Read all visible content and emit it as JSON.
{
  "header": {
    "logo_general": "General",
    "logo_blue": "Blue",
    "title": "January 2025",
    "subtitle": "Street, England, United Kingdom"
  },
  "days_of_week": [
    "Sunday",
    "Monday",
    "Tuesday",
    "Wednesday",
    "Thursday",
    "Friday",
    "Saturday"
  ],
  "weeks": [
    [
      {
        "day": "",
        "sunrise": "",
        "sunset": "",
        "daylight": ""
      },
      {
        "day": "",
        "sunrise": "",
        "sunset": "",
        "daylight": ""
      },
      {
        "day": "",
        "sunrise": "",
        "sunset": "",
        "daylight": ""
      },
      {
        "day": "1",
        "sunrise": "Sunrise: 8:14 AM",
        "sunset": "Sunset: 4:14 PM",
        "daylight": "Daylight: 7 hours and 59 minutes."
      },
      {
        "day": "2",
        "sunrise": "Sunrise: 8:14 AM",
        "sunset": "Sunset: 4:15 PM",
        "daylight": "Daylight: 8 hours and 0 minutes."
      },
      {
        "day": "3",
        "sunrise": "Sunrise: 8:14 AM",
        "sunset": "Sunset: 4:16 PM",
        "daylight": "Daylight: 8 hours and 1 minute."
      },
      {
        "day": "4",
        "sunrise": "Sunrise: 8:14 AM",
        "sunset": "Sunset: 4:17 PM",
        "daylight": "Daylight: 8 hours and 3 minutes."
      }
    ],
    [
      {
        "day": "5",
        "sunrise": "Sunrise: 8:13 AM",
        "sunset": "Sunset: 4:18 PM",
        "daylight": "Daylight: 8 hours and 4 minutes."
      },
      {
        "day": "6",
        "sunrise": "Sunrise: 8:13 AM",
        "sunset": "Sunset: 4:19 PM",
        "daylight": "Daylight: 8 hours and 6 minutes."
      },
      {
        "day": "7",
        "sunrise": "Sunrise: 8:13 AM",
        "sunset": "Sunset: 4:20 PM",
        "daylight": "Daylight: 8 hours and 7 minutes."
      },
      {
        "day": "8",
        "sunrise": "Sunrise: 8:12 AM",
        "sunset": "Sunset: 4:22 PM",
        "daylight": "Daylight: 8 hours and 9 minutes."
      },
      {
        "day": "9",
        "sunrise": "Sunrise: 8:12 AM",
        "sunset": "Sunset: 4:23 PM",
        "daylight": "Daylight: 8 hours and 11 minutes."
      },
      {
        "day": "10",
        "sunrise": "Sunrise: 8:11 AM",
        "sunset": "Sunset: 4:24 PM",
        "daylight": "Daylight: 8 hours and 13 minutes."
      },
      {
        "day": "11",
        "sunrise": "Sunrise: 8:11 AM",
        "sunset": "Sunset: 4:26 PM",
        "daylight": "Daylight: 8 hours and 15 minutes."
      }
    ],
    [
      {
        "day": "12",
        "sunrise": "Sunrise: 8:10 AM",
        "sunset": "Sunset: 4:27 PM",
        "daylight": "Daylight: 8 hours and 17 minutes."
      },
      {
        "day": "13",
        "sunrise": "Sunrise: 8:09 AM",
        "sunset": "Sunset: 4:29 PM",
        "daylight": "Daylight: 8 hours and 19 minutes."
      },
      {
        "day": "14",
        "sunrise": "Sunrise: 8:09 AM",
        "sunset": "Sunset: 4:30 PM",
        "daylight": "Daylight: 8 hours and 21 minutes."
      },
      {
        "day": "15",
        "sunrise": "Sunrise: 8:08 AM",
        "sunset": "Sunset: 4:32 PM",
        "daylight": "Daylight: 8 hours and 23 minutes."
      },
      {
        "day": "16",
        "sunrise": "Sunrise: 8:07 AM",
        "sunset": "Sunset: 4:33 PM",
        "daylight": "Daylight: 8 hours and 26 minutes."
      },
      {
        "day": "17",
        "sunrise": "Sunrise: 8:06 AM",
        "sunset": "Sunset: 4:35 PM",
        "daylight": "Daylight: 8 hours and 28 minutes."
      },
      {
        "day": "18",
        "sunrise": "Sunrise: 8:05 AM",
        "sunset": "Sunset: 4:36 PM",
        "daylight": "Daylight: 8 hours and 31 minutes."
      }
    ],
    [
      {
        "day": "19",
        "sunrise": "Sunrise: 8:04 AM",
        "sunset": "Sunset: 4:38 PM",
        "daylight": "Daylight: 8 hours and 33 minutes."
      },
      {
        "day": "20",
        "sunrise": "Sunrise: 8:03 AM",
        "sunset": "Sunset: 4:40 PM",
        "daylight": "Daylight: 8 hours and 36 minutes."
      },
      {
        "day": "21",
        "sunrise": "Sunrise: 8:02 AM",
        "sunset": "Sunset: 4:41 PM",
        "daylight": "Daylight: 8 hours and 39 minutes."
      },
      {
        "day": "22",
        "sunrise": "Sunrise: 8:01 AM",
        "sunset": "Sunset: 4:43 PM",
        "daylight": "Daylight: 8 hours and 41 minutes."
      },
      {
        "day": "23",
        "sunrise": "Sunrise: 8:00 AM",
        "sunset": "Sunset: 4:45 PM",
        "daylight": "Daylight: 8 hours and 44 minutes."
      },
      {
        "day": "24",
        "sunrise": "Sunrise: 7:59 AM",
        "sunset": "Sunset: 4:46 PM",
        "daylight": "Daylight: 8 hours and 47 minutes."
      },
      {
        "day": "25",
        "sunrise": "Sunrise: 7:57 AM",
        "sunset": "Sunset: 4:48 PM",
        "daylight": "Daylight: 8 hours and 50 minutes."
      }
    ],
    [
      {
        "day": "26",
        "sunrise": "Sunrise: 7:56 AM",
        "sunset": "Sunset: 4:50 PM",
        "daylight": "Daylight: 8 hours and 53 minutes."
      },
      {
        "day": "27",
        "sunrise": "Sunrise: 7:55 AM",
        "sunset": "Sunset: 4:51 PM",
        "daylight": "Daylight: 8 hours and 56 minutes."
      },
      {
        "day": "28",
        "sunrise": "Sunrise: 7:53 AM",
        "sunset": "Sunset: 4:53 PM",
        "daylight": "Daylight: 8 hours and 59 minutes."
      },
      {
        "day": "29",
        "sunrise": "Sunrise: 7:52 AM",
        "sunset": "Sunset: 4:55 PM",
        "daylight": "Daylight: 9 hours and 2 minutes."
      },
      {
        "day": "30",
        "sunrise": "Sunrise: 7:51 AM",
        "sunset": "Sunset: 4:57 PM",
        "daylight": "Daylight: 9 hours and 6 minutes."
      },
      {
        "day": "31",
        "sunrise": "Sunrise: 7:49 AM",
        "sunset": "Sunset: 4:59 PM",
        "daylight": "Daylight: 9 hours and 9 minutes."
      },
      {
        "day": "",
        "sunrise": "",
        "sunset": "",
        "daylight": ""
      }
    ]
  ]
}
■ ■ ■ ■
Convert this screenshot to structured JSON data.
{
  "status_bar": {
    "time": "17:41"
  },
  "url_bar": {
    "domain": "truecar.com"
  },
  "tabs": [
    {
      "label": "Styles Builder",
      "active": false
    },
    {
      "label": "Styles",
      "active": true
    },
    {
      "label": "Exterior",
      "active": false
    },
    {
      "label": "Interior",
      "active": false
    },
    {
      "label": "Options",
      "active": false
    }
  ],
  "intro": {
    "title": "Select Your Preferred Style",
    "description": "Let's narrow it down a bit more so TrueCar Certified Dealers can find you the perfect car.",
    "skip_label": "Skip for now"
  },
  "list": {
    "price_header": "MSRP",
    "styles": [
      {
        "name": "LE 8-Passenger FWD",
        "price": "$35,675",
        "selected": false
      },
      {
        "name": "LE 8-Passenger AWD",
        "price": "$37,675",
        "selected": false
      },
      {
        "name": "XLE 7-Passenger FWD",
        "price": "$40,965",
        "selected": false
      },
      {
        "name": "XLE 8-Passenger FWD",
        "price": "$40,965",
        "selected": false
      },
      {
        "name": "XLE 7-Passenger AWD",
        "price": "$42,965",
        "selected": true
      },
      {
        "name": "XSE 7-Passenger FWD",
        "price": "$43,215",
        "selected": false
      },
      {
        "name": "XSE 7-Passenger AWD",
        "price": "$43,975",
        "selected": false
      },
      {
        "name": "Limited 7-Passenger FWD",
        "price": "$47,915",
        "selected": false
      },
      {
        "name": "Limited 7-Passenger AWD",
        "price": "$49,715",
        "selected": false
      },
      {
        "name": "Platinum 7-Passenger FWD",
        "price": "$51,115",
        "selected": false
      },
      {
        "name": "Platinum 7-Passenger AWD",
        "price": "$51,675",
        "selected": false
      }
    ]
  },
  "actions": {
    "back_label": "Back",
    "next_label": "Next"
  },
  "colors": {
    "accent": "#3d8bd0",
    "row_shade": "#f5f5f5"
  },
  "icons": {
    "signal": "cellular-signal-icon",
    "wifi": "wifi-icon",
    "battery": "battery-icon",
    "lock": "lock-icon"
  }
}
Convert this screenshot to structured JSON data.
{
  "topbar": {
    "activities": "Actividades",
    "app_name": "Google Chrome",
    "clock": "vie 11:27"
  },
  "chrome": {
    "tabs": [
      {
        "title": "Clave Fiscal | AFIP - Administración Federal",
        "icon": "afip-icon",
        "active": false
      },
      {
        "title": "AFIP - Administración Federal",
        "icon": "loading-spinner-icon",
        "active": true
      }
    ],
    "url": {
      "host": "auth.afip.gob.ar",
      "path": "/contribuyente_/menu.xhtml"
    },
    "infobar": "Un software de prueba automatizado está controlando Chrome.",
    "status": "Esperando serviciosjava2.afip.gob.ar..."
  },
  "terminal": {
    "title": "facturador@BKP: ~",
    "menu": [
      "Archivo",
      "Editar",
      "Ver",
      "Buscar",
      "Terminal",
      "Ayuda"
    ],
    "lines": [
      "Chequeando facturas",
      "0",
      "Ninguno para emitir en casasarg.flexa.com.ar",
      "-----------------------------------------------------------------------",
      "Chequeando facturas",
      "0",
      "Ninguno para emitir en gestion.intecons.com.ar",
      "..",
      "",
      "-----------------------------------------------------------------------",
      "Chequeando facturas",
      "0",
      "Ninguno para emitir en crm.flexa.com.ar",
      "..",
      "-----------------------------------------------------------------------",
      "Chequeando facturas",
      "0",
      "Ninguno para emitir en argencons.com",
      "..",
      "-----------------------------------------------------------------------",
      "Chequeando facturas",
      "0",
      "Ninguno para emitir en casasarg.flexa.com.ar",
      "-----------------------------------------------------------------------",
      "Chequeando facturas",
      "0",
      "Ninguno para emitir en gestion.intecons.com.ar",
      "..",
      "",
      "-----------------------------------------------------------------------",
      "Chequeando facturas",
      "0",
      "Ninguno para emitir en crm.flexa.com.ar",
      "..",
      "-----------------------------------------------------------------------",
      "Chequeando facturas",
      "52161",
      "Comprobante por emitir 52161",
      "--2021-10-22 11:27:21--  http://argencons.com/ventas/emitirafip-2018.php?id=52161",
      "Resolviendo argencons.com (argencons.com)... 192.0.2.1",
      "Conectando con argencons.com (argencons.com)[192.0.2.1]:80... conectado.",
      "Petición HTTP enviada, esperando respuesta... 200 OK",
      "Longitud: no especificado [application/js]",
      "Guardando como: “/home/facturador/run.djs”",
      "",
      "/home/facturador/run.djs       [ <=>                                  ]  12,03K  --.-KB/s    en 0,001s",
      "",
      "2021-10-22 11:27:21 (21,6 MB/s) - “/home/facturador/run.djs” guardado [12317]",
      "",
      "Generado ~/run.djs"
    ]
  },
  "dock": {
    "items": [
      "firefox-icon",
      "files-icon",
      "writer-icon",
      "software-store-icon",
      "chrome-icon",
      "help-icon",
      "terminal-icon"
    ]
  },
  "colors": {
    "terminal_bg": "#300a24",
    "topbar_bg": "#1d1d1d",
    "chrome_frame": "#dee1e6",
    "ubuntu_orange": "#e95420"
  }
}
■ ■ ■ ■
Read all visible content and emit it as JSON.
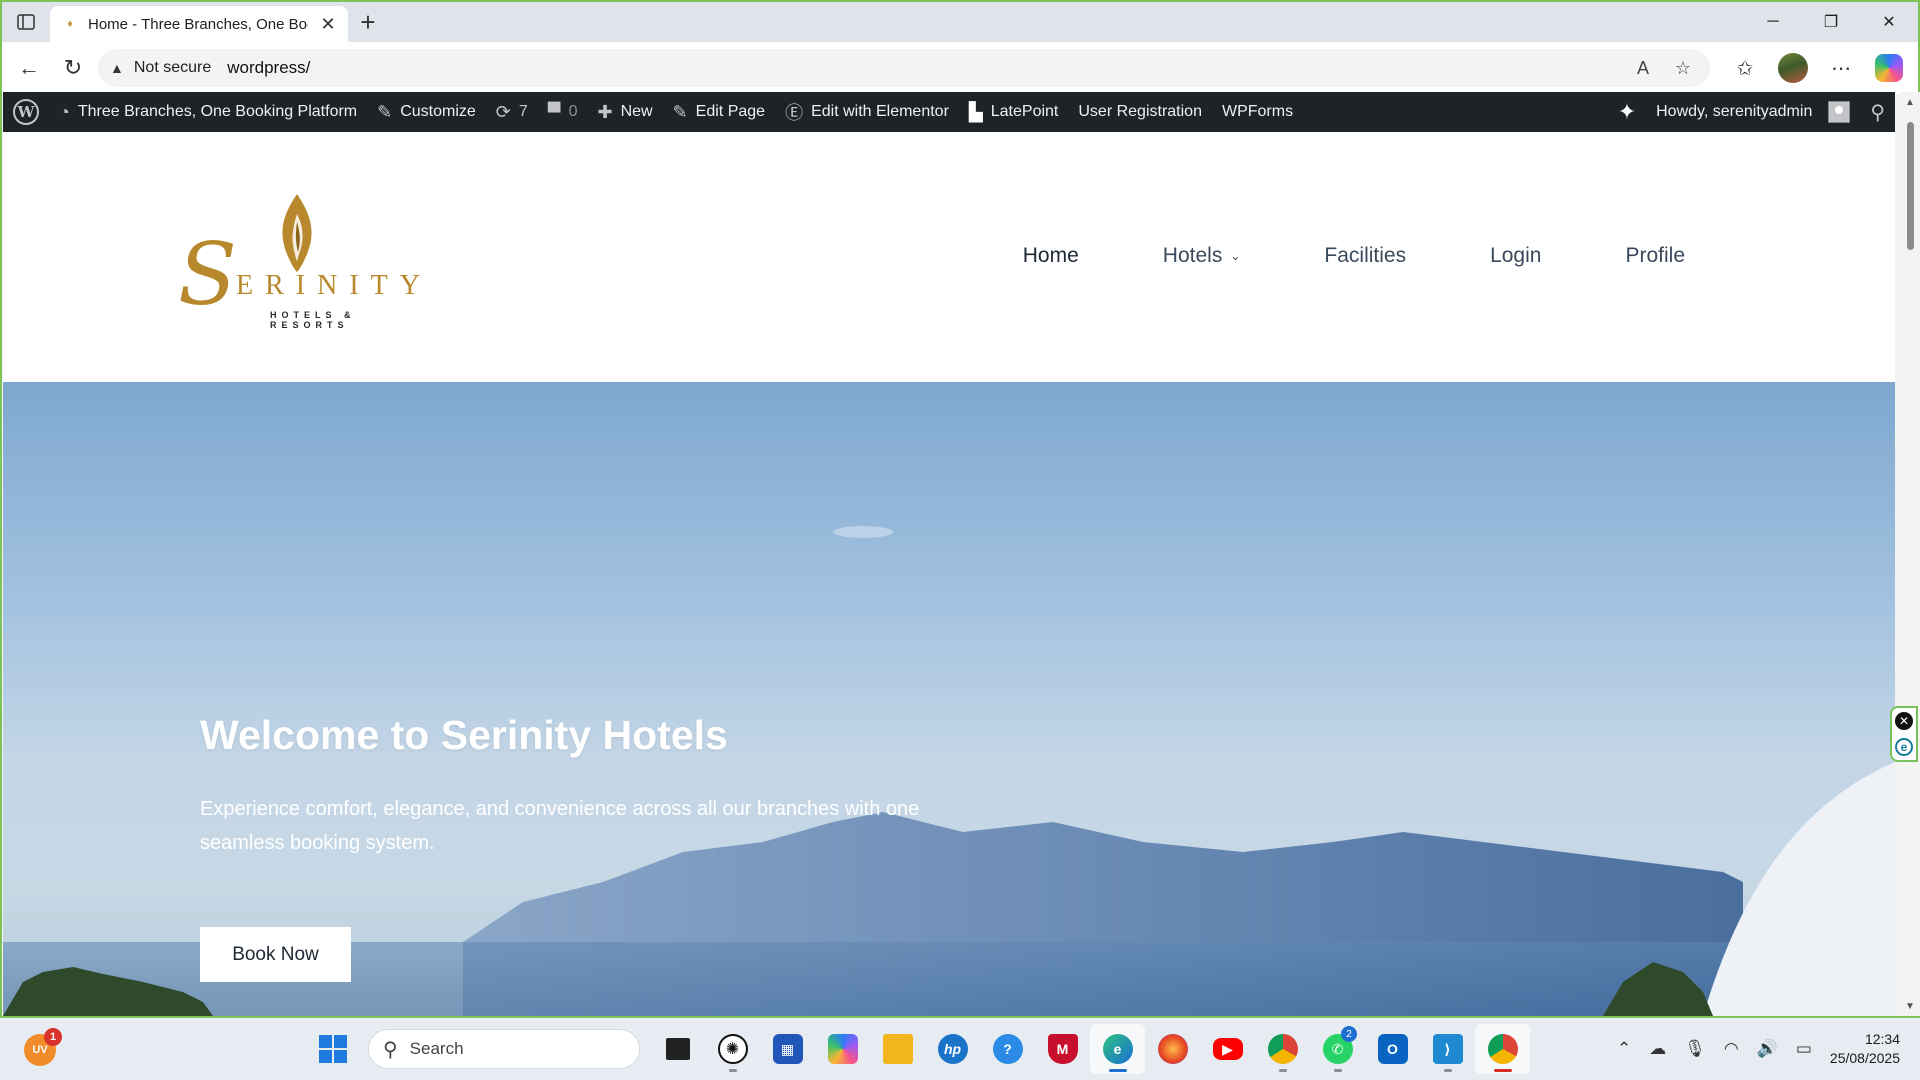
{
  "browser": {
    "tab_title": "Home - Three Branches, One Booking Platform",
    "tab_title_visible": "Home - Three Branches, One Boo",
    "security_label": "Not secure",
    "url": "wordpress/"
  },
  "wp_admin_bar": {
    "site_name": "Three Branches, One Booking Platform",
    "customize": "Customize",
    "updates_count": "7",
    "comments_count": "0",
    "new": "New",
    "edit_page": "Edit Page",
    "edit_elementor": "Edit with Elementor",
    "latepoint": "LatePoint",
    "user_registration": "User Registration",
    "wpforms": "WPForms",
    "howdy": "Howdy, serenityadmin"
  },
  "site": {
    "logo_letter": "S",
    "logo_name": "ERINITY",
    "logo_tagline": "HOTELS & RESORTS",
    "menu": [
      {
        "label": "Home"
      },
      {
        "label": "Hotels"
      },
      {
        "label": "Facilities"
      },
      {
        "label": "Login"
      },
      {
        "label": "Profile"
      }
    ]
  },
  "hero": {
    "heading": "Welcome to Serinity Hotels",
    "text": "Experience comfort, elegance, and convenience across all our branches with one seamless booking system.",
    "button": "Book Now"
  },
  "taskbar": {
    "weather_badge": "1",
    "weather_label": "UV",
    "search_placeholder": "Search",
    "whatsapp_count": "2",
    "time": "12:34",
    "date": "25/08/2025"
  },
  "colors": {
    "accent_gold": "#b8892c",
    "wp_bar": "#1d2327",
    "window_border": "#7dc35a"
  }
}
■ ■ ■ ■
Report every line in the data above in which the word "Limited" appears.

        "name": "Limited 7-Passenger FWD",
        "name": "Limited 7-Passenger AWD",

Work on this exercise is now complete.